Exact reproduction of the data is required, with images excluded.

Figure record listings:
· · · ·

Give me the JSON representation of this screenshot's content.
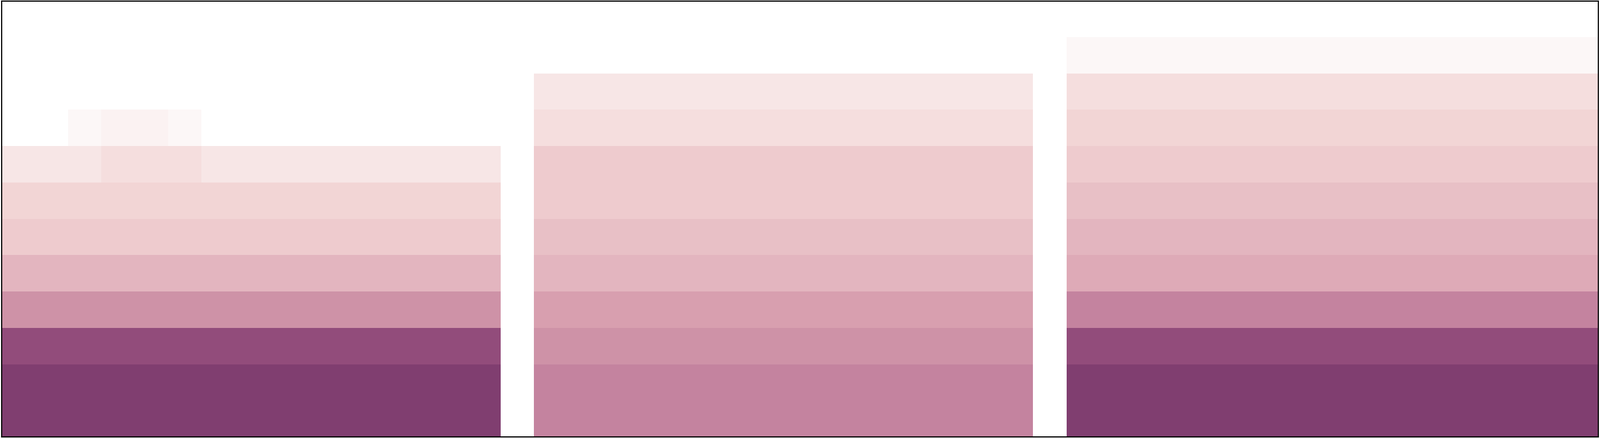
{
  "chart_data": {
    "type": "heatmap",
    "tick_labels": false,
    "zlim": [
      0,
      1
    ],
    "cells": [
      [
        0.85,
        0.85,
        0.85,
        0.85,
        0.85,
        0.85,
        0.85,
        0.85,
        0.85,
        0.85,
        0.85,
        0.85,
        0.85,
        0.85,
        0.85,
        0,
        0.6,
        0.6,
        0.6,
        0.6,
        0.6,
        0.6,
        0.6,
        0.6,
        0.6,
        0.6,
        0.6,
        0.6,
        0.6,
        0.6,
        0.6,
        0,
        0.85,
        0.85,
        0.85,
        0.85,
        0.85,
        0.85,
        0.85,
        0.85,
        0.85,
        0.85,
        0.85,
        0.85,
        0.85,
        0.85,
        0.85,
        0.85
      ],
      [
        0.85,
        0.85,
        0.85,
        0.85,
        0.85,
        0.85,
        0.85,
        0.85,
        0.85,
        0.85,
        0.85,
        0.85,
        0.85,
        0.85,
        0.85,
        0,
        0.6,
        0.6,
        0.6,
        0.6,
        0.6,
        0.6,
        0.6,
        0.6,
        0.6,
        0.6,
        0.6,
        0.6,
        0.6,
        0.6,
        0.6,
        0,
        0.85,
        0.85,
        0.85,
        0.85,
        0.85,
        0.85,
        0.85,
        0.85,
        0.85,
        0.85,
        0.85,
        0.85,
        0.85,
        0.85,
        0.85,
        0.85
      ],
      [
        0.8,
        0.8,
        0.8,
        0.8,
        0.8,
        0.8,
        0.8,
        0.8,
        0.8,
        0.8,
        0.8,
        0.8,
        0.8,
        0.8,
        0.8,
        0,
        0.55,
        0.55,
        0.55,
        0.55,
        0.55,
        0.55,
        0.55,
        0.55,
        0.55,
        0.55,
        0.55,
        0.55,
        0.55,
        0.55,
        0.55,
        0,
        0.8,
        0.8,
        0.8,
        0.8,
        0.8,
        0.8,
        0.8,
        0.8,
        0.8,
        0.8,
        0.8,
        0.8,
        0.8,
        0.8,
        0.8,
        0.8
      ],
      [
        0.55,
        0.55,
        0.55,
        0.55,
        0.55,
        0.55,
        0.55,
        0.55,
        0.55,
        0.55,
        0.55,
        0.55,
        0.55,
        0.55,
        0.55,
        0,
        0.5,
        0.5,
        0.5,
        0.5,
        0.5,
        0.5,
        0.5,
        0.5,
        0.5,
        0.5,
        0.5,
        0.5,
        0.5,
        0.5,
        0.5,
        0,
        0.6,
        0.6,
        0.6,
        0.6,
        0.6,
        0.6,
        0.6,
        0.6,
        0.6,
        0.6,
        0.6,
        0.6,
        0.6,
        0.6,
        0.6,
        0.6
      ],
      [
        0.4,
        0.4,
        0.4,
        0.4,
        0.4,
        0.4,
        0.4,
        0.4,
        0.4,
        0.4,
        0.4,
        0.4,
        0.4,
        0.4,
        0.4,
        0,
        0.4,
        0.4,
        0.4,
        0.4,
        0.4,
        0.4,
        0.4,
        0.4,
        0.4,
        0.4,
        0.4,
        0.4,
        0.4,
        0.4,
        0.4,
        0,
        0.45,
        0.45,
        0.45,
        0.45,
        0.45,
        0.45,
        0.45,
        0.45,
        0.45,
        0.45,
        0.45,
        0.45,
        0.45,
        0.45,
        0.45,
        0.45
      ],
      [
        0.3,
        0.3,
        0.3,
        0.3,
        0.3,
        0.3,
        0.3,
        0.3,
        0.3,
        0.3,
        0.3,
        0.3,
        0.3,
        0.3,
        0.3,
        0,
        0.35,
        0.35,
        0.35,
        0.35,
        0.35,
        0.35,
        0.35,
        0.35,
        0.35,
        0.35,
        0.35,
        0.35,
        0.35,
        0.35,
        0.35,
        0,
        0.4,
        0.4,
        0.4,
        0.4,
        0.4,
        0.4,
        0.4,
        0.4,
        0.4,
        0.4,
        0.4,
        0.4,
        0.4,
        0.4,
        0.4,
        0.4
      ],
      [
        0.25,
        0.25,
        0.25,
        0.25,
        0.25,
        0.25,
        0.25,
        0.25,
        0.25,
        0.25,
        0.25,
        0.25,
        0.25,
        0.25,
        0.25,
        0,
        0.3,
        0.3,
        0.3,
        0.3,
        0.3,
        0.3,
        0.3,
        0.3,
        0.3,
        0.3,
        0.3,
        0.3,
        0.3,
        0.3,
        0.3,
        0,
        0.35,
        0.35,
        0.35,
        0.35,
        0.35,
        0.35,
        0.35,
        0.35,
        0.35,
        0.35,
        0.35,
        0.35,
        0.35,
        0.35,
        0.35,
        0.35
      ],
      [
        0.15,
        0.15,
        0.15,
        0.2,
        0.2,
        0.2,
        0.15,
        0.15,
        0.15,
        0.15,
        0.15,
        0.15,
        0.15,
        0.15,
        0.15,
        0,
        0.3,
        0.3,
        0.3,
        0.3,
        0.3,
        0.3,
        0.3,
        0.3,
        0.3,
        0.3,
        0.3,
        0.3,
        0.3,
        0.3,
        0.3,
        0,
        0.3,
        0.3,
        0.3,
        0.3,
        0.3,
        0.3,
        0.3,
        0.3,
        0.3,
        0.3,
        0.3,
        0.3,
        0.3,
        0.3,
        0.3,
        0.3
      ],
      [
        0,
        0,
        0.05,
        0.08,
        0.08,
        0.05,
        0,
        0,
        0,
        0,
        0,
        0,
        0,
        0,
        0,
        0,
        0.2,
        0.2,
        0.2,
        0.2,
        0.2,
        0.2,
        0.2,
        0.2,
        0.2,
        0.2,
        0.2,
        0.2,
        0.2,
        0.2,
        0.2,
        0,
        0.25,
        0.25,
        0.25,
        0.25,
        0.25,
        0.25,
        0.25,
        0.25,
        0.25,
        0.25,
        0.25,
        0.25,
        0.25,
        0.25,
        0.25,
        0.25
      ],
      [
        0,
        0,
        0,
        0,
        0,
        0,
        0,
        0,
        0,
        0,
        0,
        0,
        0,
        0,
        0,
        0,
        0.15,
        0.15,
        0.15,
        0.15,
        0.15,
        0.15,
        0.15,
        0.15,
        0.15,
        0.15,
        0.15,
        0.15,
        0.15,
        0.15,
        0.15,
        0,
        0.2,
        0.2,
        0.2,
        0.2,
        0.2,
        0.2,
        0.2,
        0.2,
        0.2,
        0.2,
        0.2,
        0.2,
        0.2,
        0.2,
        0.2,
        0.2
      ],
      [
        0,
        0,
        0,
        0,
        0,
        0,
        0,
        0,
        0,
        0,
        0,
        0,
        0,
        0,
        0,
        0,
        0,
        0,
        0,
        0,
        0,
        0,
        0,
        0,
        0,
        0,
        0,
        0,
        0,
        0,
        0,
        0,
        0.05,
        0.05,
        0.05,
        0.05,
        0.05,
        0.05,
        0.05,
        0.05,
        0.05,
        0.05,
        0.05,
        0.05,
        0.05,
        0.05,
        0.05,
        0.05
      ],
      [
        0,
        0,
        0,
        0,
        0,
        0,
        0,
        0,
        0,
        0,
        0,
        0,
        0,
        0,
        0,
        0,
        0,
        0,
        0,
        0,
        0,
        0,
        0,
        0,
        0,
        0,
        0,
        0,
        0,
        0,
        0,
        0,
        0,
        0,
        0,
        0,
        0,
        0,
        0,
        0,
        0,
        0,
        0,
        0,
        0,
        0,
        0,
        0
      ]
    ]
  }
}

· · · ·

■ Response ■
Give me the JSON representation of this screenshot's content.
{
  "chart_data": {
    "type": "heatmap",
    "tick_labels": false,
    "zlim": [
      0,
      1
    ],
    "cells": [
      [
        0.85,
        0.85,
        0.85,
        0.85,
        0.85,
        0.85,
        0.85,
        0.85,
        0.85,
        0.85,
        0.85,
        0.85,
        0.85,
        0.85,
        0.85,
        0,
        0.6,
        0.6,
        0.6,
        0.6,
        0.6,
        0.6,
        0.6,
        0.6,
        0.6,
        0.6,
        0.6,
        0.6,
        0.6,
        0.6,
        0.6,
        0,
        0.85,
        0.85,
        0.85,
        0.85,
        0.85,
        0.85,
        0.85,
        0.85,
        0.85,
        0.85,
        0.85,
        0.85,
        0.85,
        0.85,
        0.85,
        0.85
      ],
      [
        0.85,
        0.85,
        0.85,
        0.85,
        0.85,
        0.85,
        0.85,
        0.85,
        0.85,
        0.85,
        0.85,
        0.85,
        0.85,
        0.85,
        0.85,
        0,
        0.6,
        0.6,
        0.6,
        0.6,
        0.6,
        0.6,
        0.6,
        0.6,
        0.6,
        0.6,
        0.6,
        0.6,
        0.6,
        0.6,
        0.6,
        0,
        0.85,
        0.85,
        0.85,
        0.85,
        0.85,
        0.85,
        0.85,
        0.85,
        0.85,
        0.85,
        0.85,
        0.85,
        0.85,
        0.85,
        0.85,
        0.85
      ],
      [
        0.8,
        0.8,
        0.8,
        0.8,
        0.8,
        0.8,
        0.8,
        0.8,
        0.8,
        0.8,
        0.8,
        0.8,
        0.8,
        0.8,
        0.8,
        0,
        0.55,
        0.55,
        0.55,
        0.55,
        0.55,
        0.55,
        0.55,
        0.55,
        0.55,
        0.55,
        0.55,
        0.55,
        0.55,
        0.55,
        0.55,
        0,
        0.8,
        0.8,
        0.8,
        0.8,
        0.8,
        0.8,
        0.8,
        0.8,
        0.8,
        0.8,
        0.8,
        0.8,
        0.8,
        0.8,
        0.8,
        0.8
      ],
      [
        0.55,
        0.55,
        0.55,
        0.55,
        0.55,
        0.55,
        0.55,
        0.55,
        0.55,
        0.55,
        0.55,
        0.55,
        0.55,
        0.55,
        0.55,
        0,
        0.5,
        0.5,
        0.5,
        0.5,
        0.5,
        0.5,
        0.5,
        0.5,
        0.5,
        0.5,
        0.5,
        0.5,
        0.5,
        0.5,
        0.5,
        0,
        0.6,
        0.6,
        0.6,
        0.6,
        0.6,
        0.6,
        0.6,
        0.6,
        0.6,
        0.6,
        0.6,
        0.6,
        0.6,
        0.6,
        0.6,
        0.6
      ],
      [
        0.4,
        0.4,
        0.4,
        0.4,
        0.4,
        0.4,
        0.4,
        0.4,
        0.4,
        0.4,
        0.4,
        0.4,
        0.4,
        0.4,
        0.4,
        0,
        0.4,
        0.4,
        0.4,
        0.4,
        0.4,
        0.4,
        0.4,
        0.4,
        0.4,
        0.4,
        0.4,
        0.4,
        0.4,
        0.4,
        0.4,
        0,
        0.45,
        0.45,
        0.45,
        0.45,
        0.45,
        0.45,
        0.45,
        0.45,
        0.45,
        0.45,
        0.45,
        0.45,
        0.45,
        0.45,
        0.45,
        0.45
      ],
      [
        0.3,
        0.3,
        0.3,
        0.3,
        0.3,
        0.3,
        0.3,
        0.3,
        0.3,
        0.3,
        0.3,
        0.3,
        0.3,
        0.3,
        0.3,
        0,
        0.35,
        0.35,
        0.35,
        0.35,
        0.35,
        0.35,
        0.35,
        0.35,
        0.35,
        0.35,
        0.35,
        0.35,
        0.35,
        0.35,
        0.35,
        0,
        0.4,
        0.4,
        0.4,
        0.4,
        0.4,
        0.4,
        0.4,
        0.4,
        0.4,
        0.4,
        0.4,
        0.4,
        0.4,
        0.4,
        0.4,
        0.4
      ],
      [
        0.25,
        0.25,
        0.25,
        0.25,
        0.25,
        0.25,
        0.25,
        0.25,
        0.25,
        0.25,
        0.25,
        0.25,
        0.25,
        0.25,
        0.25,
        0,
        0.3,
        0.3,
        0.3,
        0.3,
        0.3,
        0.3,
        0.3,
        0.3,
        0.3,
        0.3,
        0.3,
        0.3,
        0.3,
        0.3,
        0.3,
        0,
        0.35,
        0.35,
        0.35,
        0.35,
        0.35,
        0.35,
        0.35,
        0.35,
        0.35,
        0.35,
        0.35,
        0.35,
        0.35,
        0.35,
        0.35,
        0.35
      ],
      [
        0.15,
        0.15,
        0.15,
        0.2,
        0.2,
        0.2,
        0.15,
        0.15,
        0.15,
        0.15,
        0.15,
        0.15,
        0.15,
        0.15,
        0.15,
        0,
        0.3,
        0.3,
        0.3,
        0.3,
        0.3,
        0.3,
        0.3,
        0.3,
        0.3,
        0.3,
        0.3,
        0.3,
        0.3,
        0.3,
        0.3,
        0,
        0.3,
        0.3,
        0.3,
        0.3,
        0.3,
        0.3,
        0.3,
        0.3,
        0.3,
        0.3,
        0.3,
        0.3,
        0.3,
        0.3,
        0.3,
        0.3
      ],
      [
        0,
        0,
        0.05,
        0.08,
        0.08,
        0.05,
        0,
        0,
        0,
        0,
        0,
        0,
        0,
        0,
        0,
        0,
        0.2,
        0.2,
        0.2,
        0.2,
        0.2,
        0.2,
        0.2,
        0.2,
        0.2,
        0.2,
        0.2,
        0.2,
        0.2,
        0.2,
        0.2,
        0,
        0.25,
        0.25,
        0.25,
        0.25,
        0.25,
        0.25,
        0.25,
        0.25,
        0.25,
        0.25,
        0.25,
        0.25,
        0.25,
        0.25,
        0.25,
        0.25
      ],
      [
        0,
        0,
        0,
        0,
        0,
        0,
        0,
        0,
        0,
        0,
        0,
        0,
        0,
        0,
        0,
        0,
        0.15,
        0.15,
        0.15,
        0.15,
        0.15,
        0.15,
        0.15,
        0.15,
        0.15,
        0.15,
        0.15,
        0.15,
        0.15,
        0.15,
        0.15,
        0,
        0.2,
        0.2,
        0.2,
        0.2,
        0.2,
        0.2,
        0.2,
        0.2,
        0.2,
        0.2,
        0.2,
        0.2,
        0.2,
        0.2,
        0.2,
        0.2
      ],
      [
        0,
        0,
        0,
        0,
        0,
        0,
        0,
        0,
        0,
        0,
        0,
        0,
        0,
        0,
        0,
        0,
        0,
        0,
        0,
        0,
        0,
        0,
        0,
        0,
        0,
        0,
        0,
        0,
        0,
        0,
        0,
        0,
        0.05,
        0.05,
        0.05,
        0.05,
        0.05,
        0.05,
        0.05,
        0.05,
        0.05,
        0.05,
        0.05,
        0.05,
        0.05,
        0.05,
        0.05,
        0.05
      ],
      [
        0,
        0,
        0,
        0,
        0,
        0,
        0,
        0,
        0,
        0,
        0,
        0,
        0,
        0,
        0,
        0,
        0,
        0,
        0,
        0,
        0,
        0,
        0,
        0,
        0,
        0,
        0,
        0,
        0,
        0,
        0,
        0,
        0,
        0,
        0,
        0,
        0,
        0,
        0,
        0,
        0,
        0,
        0,
        0,
        0,
        0,
        0,
        0
      ]
    ]
  }
}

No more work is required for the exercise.